## What is being asked
Show every line in the entries below where the word "JSON" appears.

## Data to use
________________

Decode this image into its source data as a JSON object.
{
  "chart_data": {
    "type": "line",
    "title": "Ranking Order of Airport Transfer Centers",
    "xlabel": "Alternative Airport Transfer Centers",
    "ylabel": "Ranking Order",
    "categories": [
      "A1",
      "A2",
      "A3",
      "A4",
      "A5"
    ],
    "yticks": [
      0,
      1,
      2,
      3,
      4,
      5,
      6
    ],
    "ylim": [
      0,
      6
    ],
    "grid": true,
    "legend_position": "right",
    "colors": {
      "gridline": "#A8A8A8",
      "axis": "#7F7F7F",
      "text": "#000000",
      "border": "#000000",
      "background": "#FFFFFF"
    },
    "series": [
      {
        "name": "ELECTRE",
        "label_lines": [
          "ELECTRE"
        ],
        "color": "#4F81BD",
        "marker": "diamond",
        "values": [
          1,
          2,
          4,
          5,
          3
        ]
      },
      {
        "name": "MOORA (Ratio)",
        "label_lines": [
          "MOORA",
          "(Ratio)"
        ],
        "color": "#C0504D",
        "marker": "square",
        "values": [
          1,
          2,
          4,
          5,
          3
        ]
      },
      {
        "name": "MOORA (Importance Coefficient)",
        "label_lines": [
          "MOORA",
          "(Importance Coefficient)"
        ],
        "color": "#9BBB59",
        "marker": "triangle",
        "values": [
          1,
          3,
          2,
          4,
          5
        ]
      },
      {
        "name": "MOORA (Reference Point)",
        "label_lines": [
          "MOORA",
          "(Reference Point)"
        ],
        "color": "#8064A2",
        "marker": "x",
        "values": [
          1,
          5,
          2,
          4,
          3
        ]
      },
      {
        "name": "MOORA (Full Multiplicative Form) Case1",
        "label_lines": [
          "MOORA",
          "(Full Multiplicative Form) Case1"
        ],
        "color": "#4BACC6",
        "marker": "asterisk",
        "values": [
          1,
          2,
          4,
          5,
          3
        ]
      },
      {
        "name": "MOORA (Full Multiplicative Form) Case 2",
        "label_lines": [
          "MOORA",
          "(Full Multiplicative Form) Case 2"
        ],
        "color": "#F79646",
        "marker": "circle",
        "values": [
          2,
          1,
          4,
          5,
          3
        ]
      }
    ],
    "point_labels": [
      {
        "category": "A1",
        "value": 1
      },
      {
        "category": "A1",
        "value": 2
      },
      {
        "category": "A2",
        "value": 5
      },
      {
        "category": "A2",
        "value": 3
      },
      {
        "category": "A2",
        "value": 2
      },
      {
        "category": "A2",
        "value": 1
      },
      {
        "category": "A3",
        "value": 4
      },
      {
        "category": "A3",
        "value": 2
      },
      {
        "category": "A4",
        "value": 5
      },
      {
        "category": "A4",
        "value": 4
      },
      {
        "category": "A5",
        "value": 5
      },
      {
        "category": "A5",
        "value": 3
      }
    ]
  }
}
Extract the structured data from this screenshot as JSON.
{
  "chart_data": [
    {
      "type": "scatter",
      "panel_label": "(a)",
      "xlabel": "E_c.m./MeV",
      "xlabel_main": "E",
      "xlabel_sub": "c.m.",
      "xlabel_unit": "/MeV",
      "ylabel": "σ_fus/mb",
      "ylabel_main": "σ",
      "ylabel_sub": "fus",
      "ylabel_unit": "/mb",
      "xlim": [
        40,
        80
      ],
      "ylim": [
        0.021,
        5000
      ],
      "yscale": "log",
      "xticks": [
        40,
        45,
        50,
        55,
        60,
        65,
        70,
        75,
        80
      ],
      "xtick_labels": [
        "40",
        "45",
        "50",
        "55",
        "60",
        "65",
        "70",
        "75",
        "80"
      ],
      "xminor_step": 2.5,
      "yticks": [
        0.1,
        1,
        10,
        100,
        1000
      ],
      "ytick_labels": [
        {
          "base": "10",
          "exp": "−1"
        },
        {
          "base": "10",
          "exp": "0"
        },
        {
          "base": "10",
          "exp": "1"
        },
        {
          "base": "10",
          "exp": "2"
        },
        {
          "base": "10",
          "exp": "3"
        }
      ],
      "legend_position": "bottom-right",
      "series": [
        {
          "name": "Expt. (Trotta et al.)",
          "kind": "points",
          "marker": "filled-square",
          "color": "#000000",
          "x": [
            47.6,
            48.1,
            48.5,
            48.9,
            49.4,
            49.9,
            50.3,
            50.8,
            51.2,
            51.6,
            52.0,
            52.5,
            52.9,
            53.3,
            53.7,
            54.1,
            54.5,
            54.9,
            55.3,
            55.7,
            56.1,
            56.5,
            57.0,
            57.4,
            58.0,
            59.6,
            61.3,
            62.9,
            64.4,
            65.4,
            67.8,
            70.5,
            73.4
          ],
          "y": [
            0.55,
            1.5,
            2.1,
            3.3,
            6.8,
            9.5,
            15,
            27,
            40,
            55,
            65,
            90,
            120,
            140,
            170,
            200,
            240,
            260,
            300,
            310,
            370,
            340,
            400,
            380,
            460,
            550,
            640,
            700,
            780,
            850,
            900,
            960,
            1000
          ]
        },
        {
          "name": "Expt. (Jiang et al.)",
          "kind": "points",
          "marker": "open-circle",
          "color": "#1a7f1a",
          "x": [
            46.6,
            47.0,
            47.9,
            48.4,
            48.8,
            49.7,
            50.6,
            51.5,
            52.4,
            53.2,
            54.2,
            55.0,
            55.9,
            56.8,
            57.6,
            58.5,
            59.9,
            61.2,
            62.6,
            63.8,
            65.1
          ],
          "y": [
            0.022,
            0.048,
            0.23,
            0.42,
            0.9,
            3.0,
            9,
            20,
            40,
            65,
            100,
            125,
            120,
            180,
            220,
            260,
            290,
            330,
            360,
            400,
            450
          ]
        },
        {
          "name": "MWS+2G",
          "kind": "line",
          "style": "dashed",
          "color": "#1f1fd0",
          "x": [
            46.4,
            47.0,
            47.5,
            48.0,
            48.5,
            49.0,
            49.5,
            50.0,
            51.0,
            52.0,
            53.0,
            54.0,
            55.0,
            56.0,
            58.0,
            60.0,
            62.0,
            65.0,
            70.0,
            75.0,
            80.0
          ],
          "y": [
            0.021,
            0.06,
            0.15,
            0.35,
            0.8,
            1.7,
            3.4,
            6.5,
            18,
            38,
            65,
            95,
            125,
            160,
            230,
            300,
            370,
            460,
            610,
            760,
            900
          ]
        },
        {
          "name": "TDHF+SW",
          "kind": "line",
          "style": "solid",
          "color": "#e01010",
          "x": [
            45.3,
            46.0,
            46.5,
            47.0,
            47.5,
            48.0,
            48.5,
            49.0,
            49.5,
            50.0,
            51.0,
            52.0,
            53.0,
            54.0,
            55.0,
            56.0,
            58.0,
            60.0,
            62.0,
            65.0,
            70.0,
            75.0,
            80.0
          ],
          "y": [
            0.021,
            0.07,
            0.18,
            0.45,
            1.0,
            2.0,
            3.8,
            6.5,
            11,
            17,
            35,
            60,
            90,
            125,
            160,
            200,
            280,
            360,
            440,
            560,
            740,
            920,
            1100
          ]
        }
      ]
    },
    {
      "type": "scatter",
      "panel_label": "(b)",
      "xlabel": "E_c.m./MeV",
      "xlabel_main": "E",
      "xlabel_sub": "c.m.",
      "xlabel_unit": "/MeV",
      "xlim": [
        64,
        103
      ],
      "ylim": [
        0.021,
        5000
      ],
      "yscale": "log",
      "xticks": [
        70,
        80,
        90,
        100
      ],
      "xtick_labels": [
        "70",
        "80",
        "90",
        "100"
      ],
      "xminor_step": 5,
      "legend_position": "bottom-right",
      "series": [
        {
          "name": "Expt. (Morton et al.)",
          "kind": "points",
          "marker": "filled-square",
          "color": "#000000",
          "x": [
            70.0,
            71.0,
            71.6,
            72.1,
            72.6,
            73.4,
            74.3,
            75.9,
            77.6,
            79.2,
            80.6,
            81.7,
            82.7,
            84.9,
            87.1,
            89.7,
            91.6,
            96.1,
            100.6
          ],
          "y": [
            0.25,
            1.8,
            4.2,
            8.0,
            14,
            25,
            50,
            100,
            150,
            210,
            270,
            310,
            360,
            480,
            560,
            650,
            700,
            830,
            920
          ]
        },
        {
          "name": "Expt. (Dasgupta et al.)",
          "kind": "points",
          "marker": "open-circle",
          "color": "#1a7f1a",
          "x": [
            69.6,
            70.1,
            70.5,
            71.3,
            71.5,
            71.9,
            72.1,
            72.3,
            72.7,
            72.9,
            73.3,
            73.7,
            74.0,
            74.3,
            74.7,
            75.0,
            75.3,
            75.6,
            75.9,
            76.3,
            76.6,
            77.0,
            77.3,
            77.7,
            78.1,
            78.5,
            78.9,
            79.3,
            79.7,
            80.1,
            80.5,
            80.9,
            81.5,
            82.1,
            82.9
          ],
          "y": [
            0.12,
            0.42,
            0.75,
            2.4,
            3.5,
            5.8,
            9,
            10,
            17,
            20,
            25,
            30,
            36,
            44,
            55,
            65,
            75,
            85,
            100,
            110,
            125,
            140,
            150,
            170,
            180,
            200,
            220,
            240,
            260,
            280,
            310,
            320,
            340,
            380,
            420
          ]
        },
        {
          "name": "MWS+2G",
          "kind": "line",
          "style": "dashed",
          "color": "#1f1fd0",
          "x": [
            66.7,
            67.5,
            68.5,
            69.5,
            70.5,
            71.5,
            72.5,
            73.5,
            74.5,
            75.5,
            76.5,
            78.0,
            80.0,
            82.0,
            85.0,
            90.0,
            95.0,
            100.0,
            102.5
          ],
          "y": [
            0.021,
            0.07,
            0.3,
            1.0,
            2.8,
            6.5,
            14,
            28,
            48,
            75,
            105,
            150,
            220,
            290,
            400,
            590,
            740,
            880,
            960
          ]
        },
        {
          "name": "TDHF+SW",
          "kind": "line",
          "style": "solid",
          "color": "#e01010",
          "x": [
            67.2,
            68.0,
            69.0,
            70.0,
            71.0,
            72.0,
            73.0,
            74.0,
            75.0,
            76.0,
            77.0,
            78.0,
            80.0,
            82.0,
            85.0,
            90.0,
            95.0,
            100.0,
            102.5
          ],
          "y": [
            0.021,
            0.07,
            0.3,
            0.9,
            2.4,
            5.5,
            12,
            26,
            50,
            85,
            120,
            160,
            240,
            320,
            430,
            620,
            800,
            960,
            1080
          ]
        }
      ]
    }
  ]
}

________________

## Response
Decode this image into its source data as a JSON object.
Extract the structured data from this screenshot as JSON.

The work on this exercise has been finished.